* [Source passage]
__________________________________________________
Many professionals prefer the benefits of working for larger corporations. There are the benefits packages, ample training, and perceived job security that make this option all too attractive. But with many people overlook is the benefits of working for smaller, growing companies. According to the National Small Business Association, small businesses make up 99.9% of the 26.8 million businesses in the United States. So if you are only looking for a large company opportunities, you can be leaving a lot on the table.
From a professional standpoint, the small company opportunities allow you to gain a broad range of skill sets because of the need for its employees to wear many hats. In larger organizations, everyone tends to be more specialized and compartmentalized. With numerous cards in their machinery, large enterprises love to take the plug and play approach with employees. The more focused your job, the more easier you are to replace. You’re smaller businesses tend to expose you to more, making you more valuable in the marketplace. It also better prepares you for running your own enterprise someday.
With smaller businesses, you are also able to ride the crest of success to larger financial gains. If you are fortunate enough to get in on the ground floor of a great business, you can find yourself wealthy very quickly. Just ask any Microsoft, Apple, or Amazon employee who had stock options from the start. When you come into a large business that is already established. Your salary and benefits pretty much represent the range of where you will be for some time. Promotion opportunities tend to be less available, and of course, the political environment will play a role.
__________________________________________________
* [Provided data]

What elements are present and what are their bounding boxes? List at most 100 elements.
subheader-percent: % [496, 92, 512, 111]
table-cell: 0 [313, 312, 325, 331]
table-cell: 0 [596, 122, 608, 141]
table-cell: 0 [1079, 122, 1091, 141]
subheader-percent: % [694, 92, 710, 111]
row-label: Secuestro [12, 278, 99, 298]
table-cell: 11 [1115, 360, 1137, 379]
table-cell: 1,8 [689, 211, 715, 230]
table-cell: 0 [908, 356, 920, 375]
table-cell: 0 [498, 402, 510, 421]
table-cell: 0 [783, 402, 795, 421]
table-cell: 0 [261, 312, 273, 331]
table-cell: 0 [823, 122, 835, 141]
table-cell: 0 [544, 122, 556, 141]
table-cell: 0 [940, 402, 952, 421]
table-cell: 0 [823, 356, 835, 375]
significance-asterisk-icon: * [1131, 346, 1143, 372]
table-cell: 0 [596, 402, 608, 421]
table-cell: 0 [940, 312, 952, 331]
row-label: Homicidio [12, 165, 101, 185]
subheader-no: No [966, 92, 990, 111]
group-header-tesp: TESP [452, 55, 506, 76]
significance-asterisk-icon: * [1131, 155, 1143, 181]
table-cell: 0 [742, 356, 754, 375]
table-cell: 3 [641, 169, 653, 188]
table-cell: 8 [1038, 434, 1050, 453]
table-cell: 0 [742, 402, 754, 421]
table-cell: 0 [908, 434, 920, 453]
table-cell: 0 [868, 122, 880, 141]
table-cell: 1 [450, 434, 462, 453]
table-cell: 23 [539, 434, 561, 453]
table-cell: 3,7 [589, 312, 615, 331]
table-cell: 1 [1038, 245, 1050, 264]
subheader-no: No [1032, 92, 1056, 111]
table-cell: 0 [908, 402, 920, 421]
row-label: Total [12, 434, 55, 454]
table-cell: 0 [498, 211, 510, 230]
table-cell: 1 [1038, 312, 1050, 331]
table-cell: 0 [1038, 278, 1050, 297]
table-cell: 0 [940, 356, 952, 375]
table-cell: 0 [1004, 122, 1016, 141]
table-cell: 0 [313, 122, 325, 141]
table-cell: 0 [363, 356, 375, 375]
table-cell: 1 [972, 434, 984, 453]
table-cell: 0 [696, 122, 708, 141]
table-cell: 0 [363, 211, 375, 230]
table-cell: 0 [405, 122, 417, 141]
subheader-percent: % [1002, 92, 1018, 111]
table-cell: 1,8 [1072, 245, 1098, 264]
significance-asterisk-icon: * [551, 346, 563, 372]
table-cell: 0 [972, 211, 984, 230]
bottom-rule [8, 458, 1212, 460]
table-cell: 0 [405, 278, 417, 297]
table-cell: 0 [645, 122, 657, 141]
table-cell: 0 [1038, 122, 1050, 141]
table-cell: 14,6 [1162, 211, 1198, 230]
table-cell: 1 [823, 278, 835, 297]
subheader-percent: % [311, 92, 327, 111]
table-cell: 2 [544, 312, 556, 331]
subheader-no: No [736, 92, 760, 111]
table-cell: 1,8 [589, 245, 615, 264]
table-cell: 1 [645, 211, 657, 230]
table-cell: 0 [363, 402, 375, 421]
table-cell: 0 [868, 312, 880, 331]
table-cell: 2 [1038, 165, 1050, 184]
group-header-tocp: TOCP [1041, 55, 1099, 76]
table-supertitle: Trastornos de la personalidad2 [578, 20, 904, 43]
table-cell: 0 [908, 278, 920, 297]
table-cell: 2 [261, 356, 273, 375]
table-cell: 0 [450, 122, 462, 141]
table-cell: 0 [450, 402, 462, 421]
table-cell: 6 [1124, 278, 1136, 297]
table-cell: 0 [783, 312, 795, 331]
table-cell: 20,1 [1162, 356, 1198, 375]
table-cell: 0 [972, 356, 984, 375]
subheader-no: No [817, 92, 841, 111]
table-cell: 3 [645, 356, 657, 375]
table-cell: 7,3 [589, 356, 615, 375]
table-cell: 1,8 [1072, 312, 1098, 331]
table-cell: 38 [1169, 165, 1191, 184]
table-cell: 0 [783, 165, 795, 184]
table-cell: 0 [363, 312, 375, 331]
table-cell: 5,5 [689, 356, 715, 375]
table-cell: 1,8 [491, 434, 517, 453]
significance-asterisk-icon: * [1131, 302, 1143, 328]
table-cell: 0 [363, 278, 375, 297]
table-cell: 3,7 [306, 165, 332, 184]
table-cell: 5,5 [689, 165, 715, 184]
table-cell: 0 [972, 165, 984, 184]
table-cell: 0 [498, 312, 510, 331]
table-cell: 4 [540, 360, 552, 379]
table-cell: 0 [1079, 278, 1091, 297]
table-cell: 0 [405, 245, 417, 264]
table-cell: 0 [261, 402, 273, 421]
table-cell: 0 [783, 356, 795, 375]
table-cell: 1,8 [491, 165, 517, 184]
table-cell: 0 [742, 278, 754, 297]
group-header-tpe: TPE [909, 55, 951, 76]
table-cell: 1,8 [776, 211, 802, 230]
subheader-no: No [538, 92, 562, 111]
__________________________________________________
* [Work instruction A]
Transcribe the passage on small businesses from "From a professional" up to and including "own enterprise someday.".
* [Work instruction B]
List the things that, according to the passage on small businesses, make working for larger corporations attractive.
* [Work instruction C]
Answer these questions using the passage on small businesses:
(i) According to the National Small Business Association, what percentage of U.S. businesses are small businesses?
(ii) How does everyone tend to be in larger organizations?
(iii) Employees of which three companies are mentioned as having had stock options from the start?

* [Exercise answer A]
From a professional standpoint, the small company opportunities allow you to gain a broad range of skill sets because of the need for its employees to wear many hats. In larger organizations, everyone tends to be more specialized and compartmentalized. With numerous cards in their machinery, large enterprises love to take the plug and play approach with employees. The more focused your job, the more easier you are to replace. You’re smaller businesses tend to expose you to more, making you more valuable in the marketplace. It also better prepares you for running your own enterprise someday.

* [Exercise answer B]
- Benefits packages
- Ample training
- Perceived job security

* [Exercise answer C]
(i) 99.9%
(ii) More specialized and compartmentalized
(iii) Microsoft, Apple, and Amazon